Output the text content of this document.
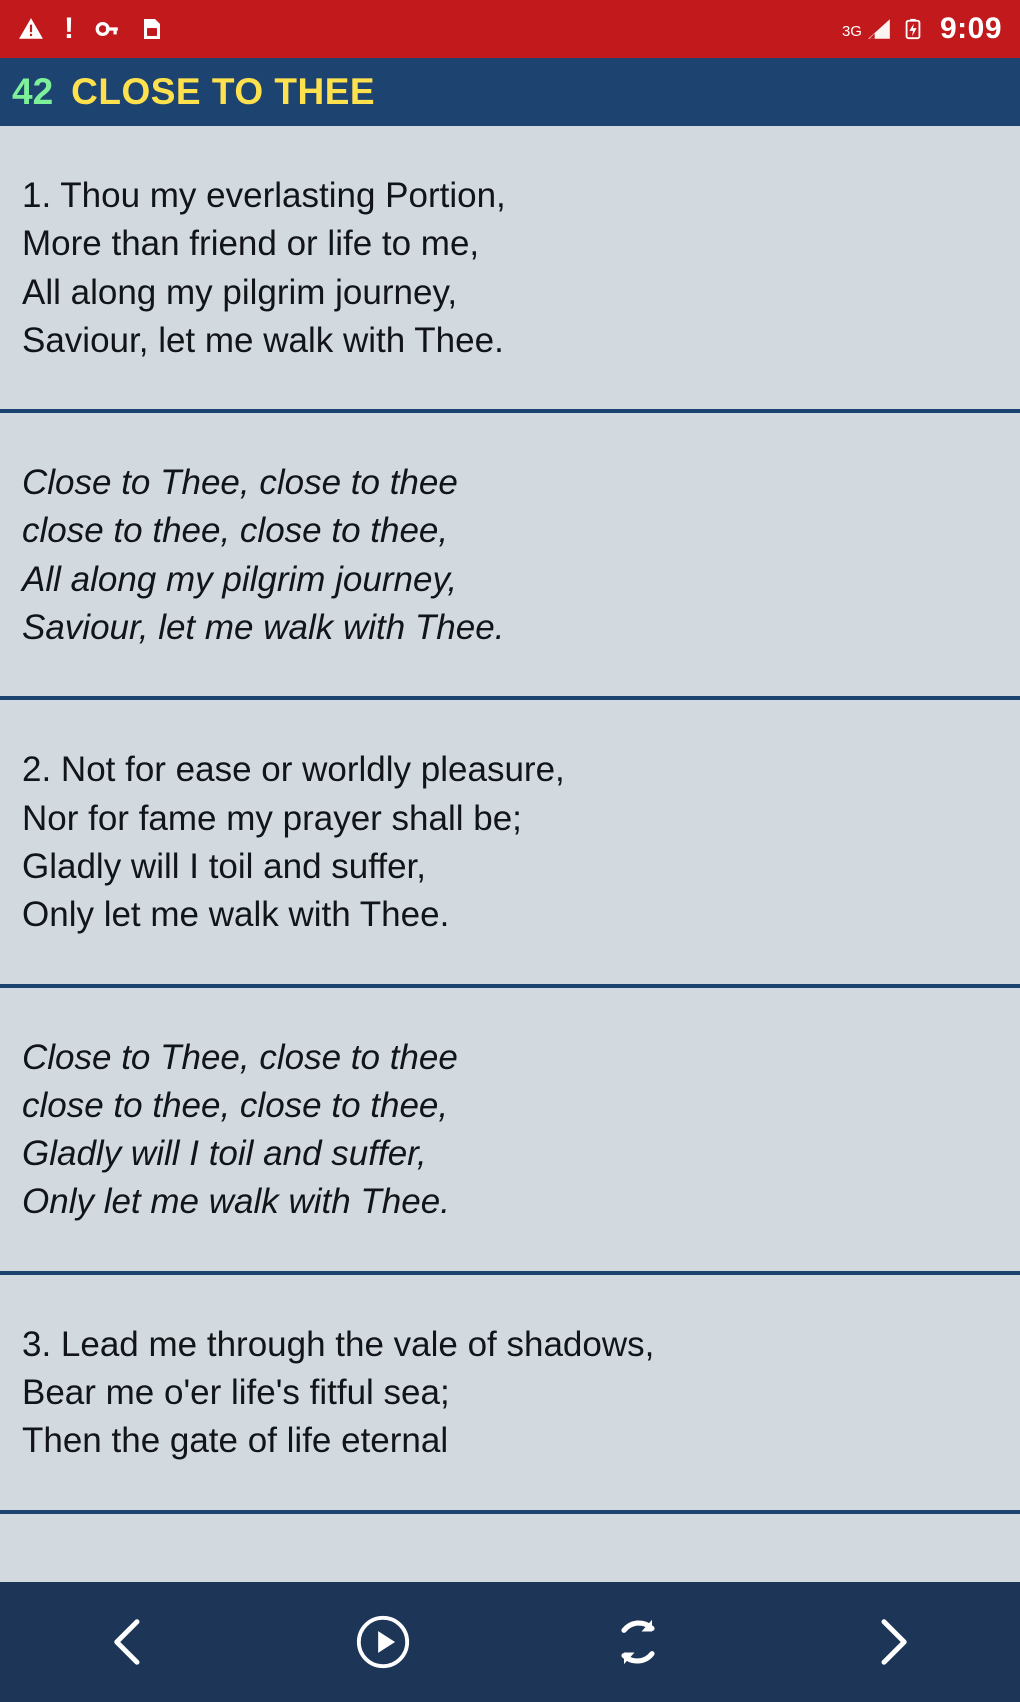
!	3G	9:09
42 CLOSE TO THEE
1. Thou my everlasting Portion,
More than friend or life to me,
All along my pilgrim journey,
Saviour, let me walk with Thee.
Close to Thee, close to thee
close to thee, close to thee,
All along my pilgrim journey,
Saviour, let me walk with Thee.
2. Not for ease or worldly pleasure,
Nor for fame my prayer shall be;
Gladly will I toil and suffer,
Only let me walk with Thee.
Close to Thee, close to thee
close to thee, close to thee,
Gladly will I toil and suffer,
Only let me walk with Thee.
3. Lead me through the vale of shadows,
Bear me o'er life's fitful sea;
Then the gate of life eternal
--------------------
• [Your instructions]
Make an exact copy of the data above, pictures excluded.

• [Complete response]
Output the text content of this document.
!	3G	9:09
42 CLOSE TO THEE
1. Thou my everlasting Portion,
More than friend or life to me,
All along my pilgrim journey,
Saviour, let me walk with Thee.
Close to Thee, close to thee
close to thee, close to thee,
All along my pilgrim journey,
Saviour, let me walk with Thee.
2. Not for ease or worldly pleasure,
Nor for fame my prayer shall be;
Gladly will I toil and suffer,
Only let me walk with Thee.
Close to Thee, close to thee
close to thee, close to thee,
Gladly will I toil and suffer,
Only let me walk with Thee.
3. Lead me through the vale of shadows,
Bear me o'er life's fitful sea;
Then the gate of life eternal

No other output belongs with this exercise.